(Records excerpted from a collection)
■ ■ ■
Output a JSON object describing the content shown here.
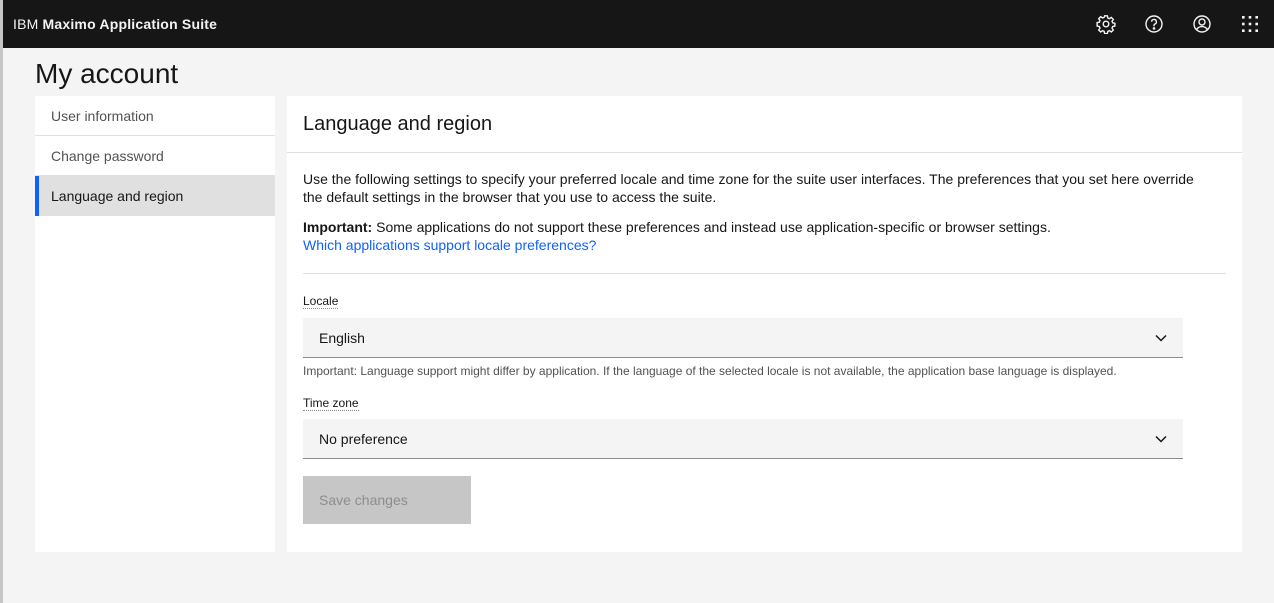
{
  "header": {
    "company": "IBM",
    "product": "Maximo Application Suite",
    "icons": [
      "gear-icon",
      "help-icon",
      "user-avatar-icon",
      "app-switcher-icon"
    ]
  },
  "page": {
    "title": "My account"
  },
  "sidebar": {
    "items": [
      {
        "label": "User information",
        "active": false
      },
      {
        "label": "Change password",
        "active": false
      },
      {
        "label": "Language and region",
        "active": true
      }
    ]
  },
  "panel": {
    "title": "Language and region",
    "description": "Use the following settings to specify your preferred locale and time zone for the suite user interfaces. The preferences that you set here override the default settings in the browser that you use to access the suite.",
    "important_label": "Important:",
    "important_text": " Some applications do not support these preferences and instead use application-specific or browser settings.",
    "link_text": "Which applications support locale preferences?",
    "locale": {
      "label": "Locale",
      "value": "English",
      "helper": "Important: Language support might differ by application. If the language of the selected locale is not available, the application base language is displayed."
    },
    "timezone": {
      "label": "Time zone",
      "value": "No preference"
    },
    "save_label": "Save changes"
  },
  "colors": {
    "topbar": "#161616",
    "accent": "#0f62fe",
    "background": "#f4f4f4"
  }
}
■ ■ ■
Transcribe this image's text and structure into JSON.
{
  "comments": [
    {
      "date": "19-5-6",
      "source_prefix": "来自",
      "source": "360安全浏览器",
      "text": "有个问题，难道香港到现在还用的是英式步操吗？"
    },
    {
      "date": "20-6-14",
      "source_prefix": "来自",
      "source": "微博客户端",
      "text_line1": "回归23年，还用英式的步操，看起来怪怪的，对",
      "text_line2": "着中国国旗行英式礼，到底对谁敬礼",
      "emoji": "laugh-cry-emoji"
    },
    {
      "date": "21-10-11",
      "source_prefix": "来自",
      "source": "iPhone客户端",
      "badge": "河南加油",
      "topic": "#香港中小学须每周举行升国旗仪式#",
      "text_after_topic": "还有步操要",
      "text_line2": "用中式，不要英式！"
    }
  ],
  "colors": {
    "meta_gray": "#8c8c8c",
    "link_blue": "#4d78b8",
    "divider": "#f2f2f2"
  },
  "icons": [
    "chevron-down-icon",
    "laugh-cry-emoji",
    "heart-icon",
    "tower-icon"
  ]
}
■ ■ ■
- [Objective]: Take each line of the material that contains the word "here" and list it.

- [Response]:
Output a JSON object describing the content shown here.
    "description": "Use the following settings to specify your preferred locale and time zone for the suite user interfaces. The preferences that you set here override the default settings in the browser that you use to access the suite.",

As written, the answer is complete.